Records from a data source ▸

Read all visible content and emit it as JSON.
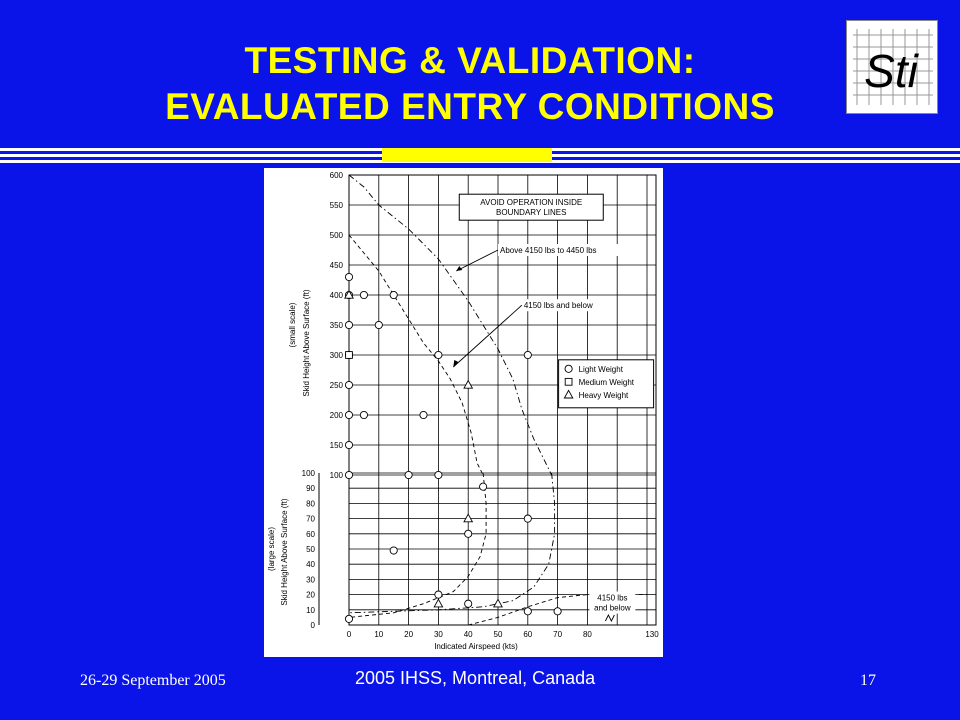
{
  "slide": {
    "title_line1": "TESTING & VALIDATION:",
    "title_line2": "EVALUATED ENTRY CONDITIONS",
    "logo_text": "Sti",
    "footer_date": "26-29 September 2005",
    "footer_event": "2005 IHSS, Montreal, Canada",
    "page_number": "17",
    "colors": {
      "background": "#0a14e8",
      "title": "#ffff00",
      "footer": "#ffffff"
    }
  },
  "chart_data": {
    "type": "scatter",
    "xlabel": "Indicated Airspeed (kts)",
    "x_ticks": [
      "0",
      "10",
      "20",
      "30",
      "40",
      "50",
      "60",
      "70",
      "80",
      "130"
    ],
    "upper_ylabel": [
      "(small scale)",
      "Skid Height Above Surface (ft)"
    ],
    "upper_y_ticks": [
      "100",
      "150",
      "200",
      "250",
      "300",
      "350",
      "400",
      "450",
      "500",
      "550",
      "600"
    ],
    "lower_ylabel": [
      "(large scale)",
      "Skid Height Above Surface (ft)"
    ],
    "lower_y_ticks": [
      "0",
      "10",
      "20",
      "30",
      "40",
      "50",
      "60",
      "70",
      "80",
      "90",
      "100"
    ],
    "annotation_box": [
      "AVOID OPERATION INSIDE",
      "BOUNDARY LINES"
    ],
    "callout_heavy": "Above 4150 lbs to 4450 lbs",
    "callout_light": "4150 lbs and below",
    "callout_bottom": [
      "4150 lbs",
      "and below"
    ],
    "legend": [
      {
        "marker": "circle",
        "label": "Light Weight"
      },
      {
        "marker": "square",
        "label": "Medium Weight"
      },
      {
        "marker": "triangle",
        "label": "Heavy Weight"
      }
    ],
    "points_upper": [
      {
        "x": 0,
        "y": 430,
        "m": "circle"
      },
      {
        "x": 0,
        "y": 400,
        "m": "circle"
      },
      {
        "x": 0,
        "y": 400,
        "m": "triangle"
      },
      {
        "x": 0,
        "y": 350,
        "m": "circle"
      },
      {
        "x": 0,
        "y": 300,
        "m": "circle"
      },
      {
        "x": 0,
        "y": 300,
        "m": "square"
      },
      {
        "x": 0,
        "y": 250,
        "m": "circle"
      },
      {
        "x": 0,
        "y": 200,
        "m": "circle"
      },
      {
        "x": 0,
        "y": 150,
        "m": "circle"
      },
      {
        "x": 0,
        "y": 100,
        "m": "circle"
      },
      {
        "x": 5,
        "y": 400,
        "m": "circle"
      },
      {
        "x": 5,
        "y": 200,
        "m": "circle"
      },
      {
        "x": 10,
        "y": 350,
        "m": "circle"
      },
      {
        "x": 15,
        "y": 400,
        "m": "circle"
      },
      {
        "x": 20,
        "y": 100,
        "m": "circle"
      },
      {
        "x": 25,
        "y": 200,
        "m": "circle"
      },
      {
        "x": 30,
        "y": 300,
        "m": "circle"
      },
      {
        "x": 30,
        "y": 100,
        "m": "circle"
      },
      {
        "x": 40,
        "y": 250,
        "m": "triangle"
      },
      {
        "x": 60,
        "y": 300,
        "m": "circle"
      }
    ],
    "points_lower": [
      {
        "x": 0,
        "y": 4,
        "m": "circle"
      },
      {
        "x": 15,
        "y": 49,
        "m": "circle"
      },
      {
        "x": 30,
        "y": 20,
        "m": "circle"
      },
      {
        "x": 30,
        "y": 14,
        "m": "triangle"
      },
      {
        "x": 40,
        "y": 60,
        "m": "circle"
      },
      {
        "x": 40,
        "y": 70,
        "m": "triangle"
      },
      {
        "x": 40,
        "y": 14,
        "m": "circle"
      },
      {
        "x": 45,
        "y": 91,
        "m": "circle"
      },
      {
        "x": 50,
        "y": 14,
        "m": "triangle"
      },
      {
        "x": 60,
        "y": 70,
        "m": "circle"
      },
      {
        "x": 60,
        "y": 9,
        "m": "circle"
      },
      {
        "x": 70,
        "y": 9,
        "m": "circle"
      }
    ]
  }
}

Exercise goal ▸ Reproduce each line exactly as it appears, omitting the pictures.

Answer to the task ▸
Read all visible content and emit it as JSON.
{
  "slide": {
    "title_line1": "TESTING & VALIDATION:",
    "title_line2": "EVALUATED ENTRY CONDITIONS",
    "logo_text": "Sti",
    "footer_date": "26-29 September 2005",
    "footer_event": "2005 IHSS, Montreal, Canada",
    "page_number": "17",
    "colors": {
      "background": "#0a14e8",
      "title": "#ffff00",
      "footer": "#ffffff"
    }
  },
  "chart_data": {
    "type": "scatter",
    "xlabel": "Indicated Airspeed (kts)",
    "x_ticks": [
      "0",
      "10",
      "20",
      "30",
      "40",
      "50",
      "60",
      "70",
      "80",
      "130"
    ],
    "upper_ylabel": [
      "(small scale)",
      "Skid Height Above Surface (ft)"
    ],
    "upper_y_ticks": [
      "100",
      "150",
      "200",
      "250",
      "300",
      "350",
      "400",
      "450",
      "500",
      "550",
      "600"
    ],
    "lower_ylabel": [
      "(large scale)",
      "Skid Height Above Surface (ft)"
    ],
    "lower_y_ticks": [
      "0",
      "10",
      "20",
      "30",
      "40",
      "50",
      "60",
      "70",
      "80",
      "90",
      "100"
    ],
    "annotation_box": [
      "AVOID OPERATION INSIDE",
      "BOUNDARY LINES"
    ],
    "callout_heavy": "Above 4150 lbs to 4450 lbs",
    "callout_light": "4150 lbs and below",
    "callout_bottom": [
      "4150 lbs",
      "and below"
    ],
    "legend": [
      {
        "marker": "circle",
        "label": "Light Weight"
      },
      {
        "marker": "square",
        "label": "Medium Weight"
      },
      {
        "marker": "triangle",
        "label": "Heavy Weight"
      }
    ],
    "points_upper": [
      {
        "x": 0,
        "y": 430,
        "m": "circle"
      },
      {
        "x": 0,
        "y": 400,
        "m": "circle"
      },
      {
        "x": 0,
        "y": 400,
        "m": "triangle"
      },
      {
        "x": 0,
        "y": 350,
        "m": "circle"
      },
      {
        "x": 0,
        "y": 300,
        "m": "circle"
      },
      {
        "x": 0,
        "y": 300,
        "m": "square"
      },
      {
        "x": 0,
        "y": 250,
        "m": "circle"
      },
      {
        "x": 0,
        "y": 200,
        "m": "circle"
      },
      {
        "x": 0,
        "y": 150,
        "m": "circle"
      },
      {
        "x": 0,
        "y": 100,
        "m": "circle"
      },
      {
        "x": 5,
        "y": 400,
        "m": "circle"
      },
      {
        "x": 5,
        "y": 200,
        "m": "circle"
      },
      {
        "x": 10,
        "y": 350,
        "m": "circle"
      },
      {
        "x": 15,
        "y": 400,
        "m": "circle"
      },
      {
        "x": 20,
        "y": 100,
        "m": "circle"
      },
      {
        "x": 25,
        "y": 200,
        "m": "circle"
      },
      {
        "x": 30,
        "y": 300,
        "m": "circle"
      },
      {
        "x": 30,
        "y": 100,
        "m": "circle"
      },
      {
        "x": 40,
        "y": 250,
        "m": "triangle"
      },
      {
        "x": 60,
        "y": 300,
        "m": "circle"
      }
    ],
    "points_lower": [
      {
        "x": 0,
        "y": 4,
        "m": "circle"
      },
      {
        "x": 15,
        "y": 49,
        "m": "circle"
      },
      {
        "x": 30,
        "y": 20,
        "m": "circle"
      },
      {
        "x": 30,
        "y": 14,
        "m": "triangle"
      },
      {
        "x": 40,
        "y": 60,
        "m": "circle"
      },
      {
        "x": 40,
        "y": 70,
        "m": "triangle"
      },
      {
        "x": 40,
        "y": 14,
        "m": "circle"
      },
      {
        "x": 45,
        "y": 91,
        "m": "circle"
      },
      {
        "x": 50,
        "y": 14,
        "m": "triangle"
      },
      {
        "x": 60,
        "y": 70,
        "m": "circle"
      },
      {
        "x": 60,
        "y": 9,
        "m": "circle"
      },
      {
        "x": 70,
        "y": 9,
        "m": "circle"
      }
    ]
  }
}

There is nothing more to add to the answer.